EXERCISE GOAL: Each record below is to be copied word for word, with pictures removed.

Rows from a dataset

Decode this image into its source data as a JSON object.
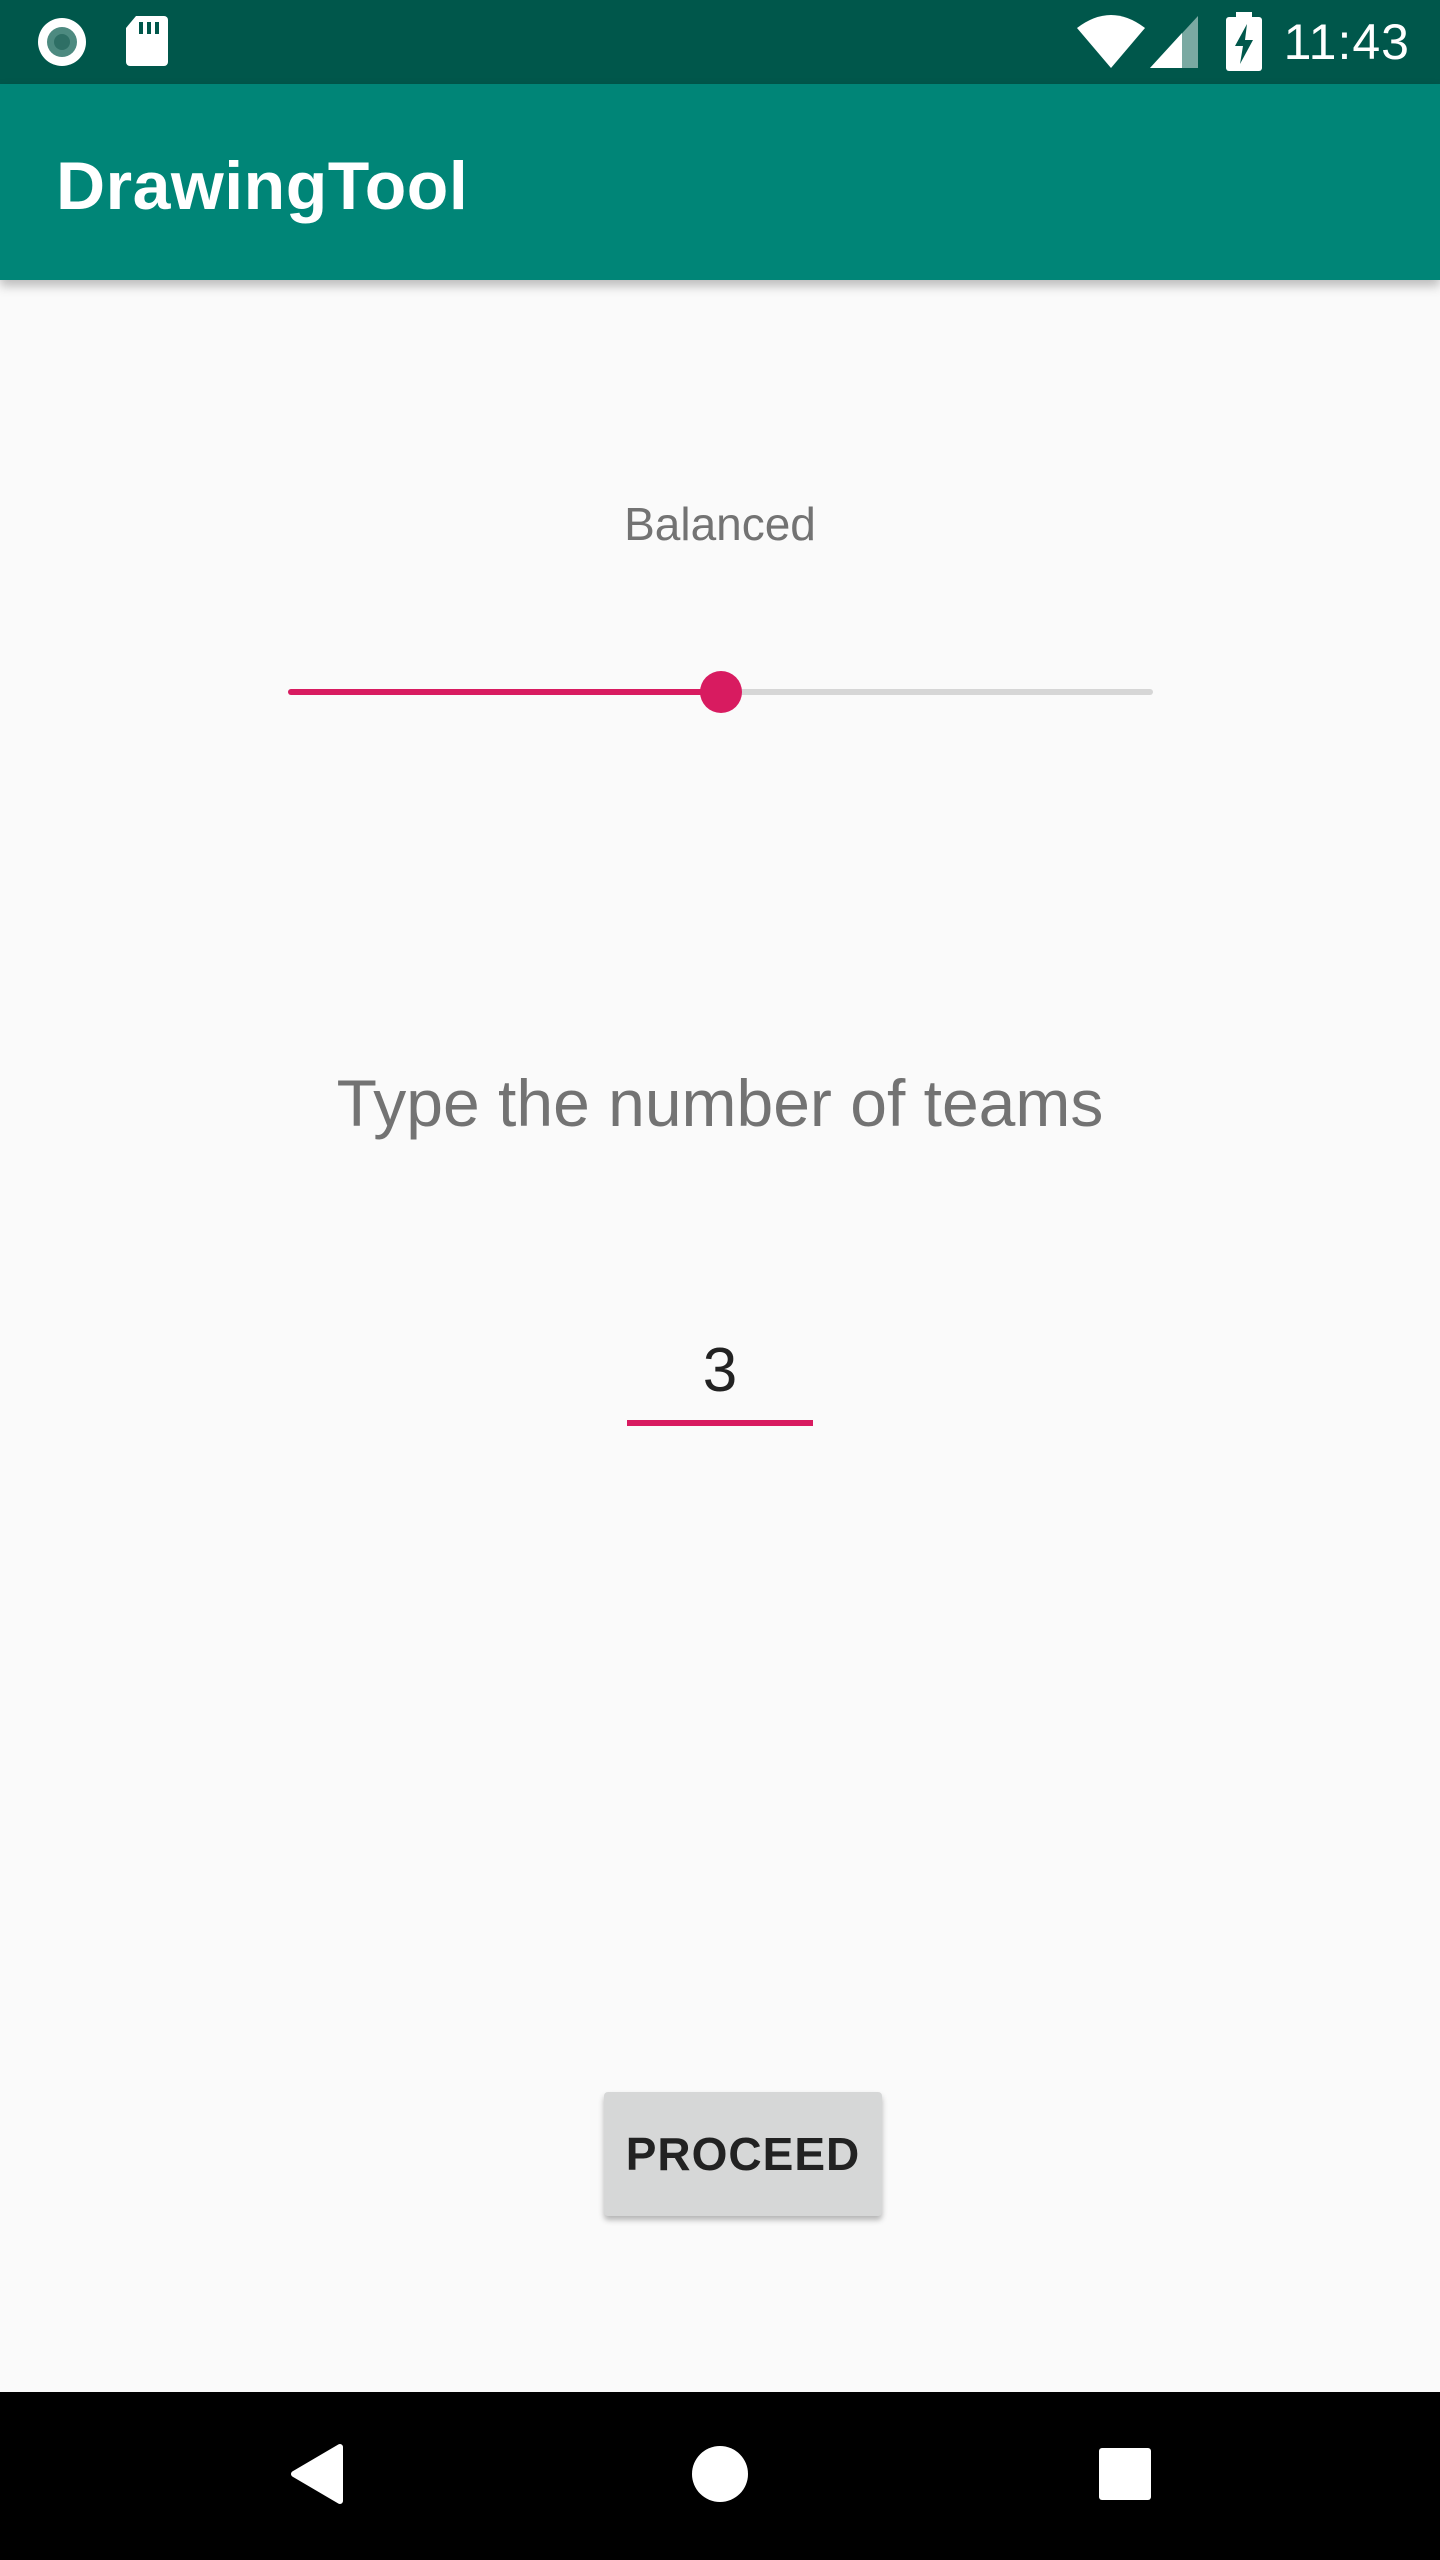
{
  "status_bar": {
    "time": "11:43",
    "icons": [
      "notification-circle-icon",
      "sd-card-icon",
      "wifi-icon",
      "cell-signal-icon",
      "battery-charging-icon"
    ]
  },
  "app_bar": {
    "title": "DrawingTool"
  },
  "mode_slider": {
    "label": "Balanced",
    "value_fraction": 0.5,
    "accent_color": "#d81b60"
  },
  "teams": {
    "prompt": "Type the number of teams",
    "value": "3"
  },
  "proceed_button": {
    "label": "PROCEED"
  },
  "nav_bar": {
    "icons": [
      "back-icon",
      "home-icon",
      "recents-icon"
    ]
  },
  "colors": {
    "status_bar": "#00574b",
    "app_bar": "#008577",
    "accent": "#d81b60",
    "background": "#fafafa"
  }
}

CORRECT RESPONSE:
Decode this image into its source data as a JSON object.
{
  "status_bar": {
    "time": "11:43",
    "icons": [
      "notification-circle-icon",
      "sd-card-icon",
      "wifi-icon",
      "cell-signal-icon",
      "battery-charging-icon"
    ]
  },
  "app_bar": {
    "title": "DrawingTool"
  },
  "mode_slider": {
    "label": "Balanced",
    "value_fraction": 0.5,
    "accent_color": "#d81b60"
  },
  "teams": {
    "prompt": "Type the number of teams",
    "value": "3"
  },
  "proceed_button": {
    "label": "PROCEED"
  },
  "nav_bar": {
    "icons": [
      "back-icon",
      "home-icon",
      "recents-icon"
    ]
  },
  "colors": {
    "status_bar": "#00574b",
    "app_bar": "#008577",
    "accent": "#d81b60",
    "background": "#fafafa"
  }
}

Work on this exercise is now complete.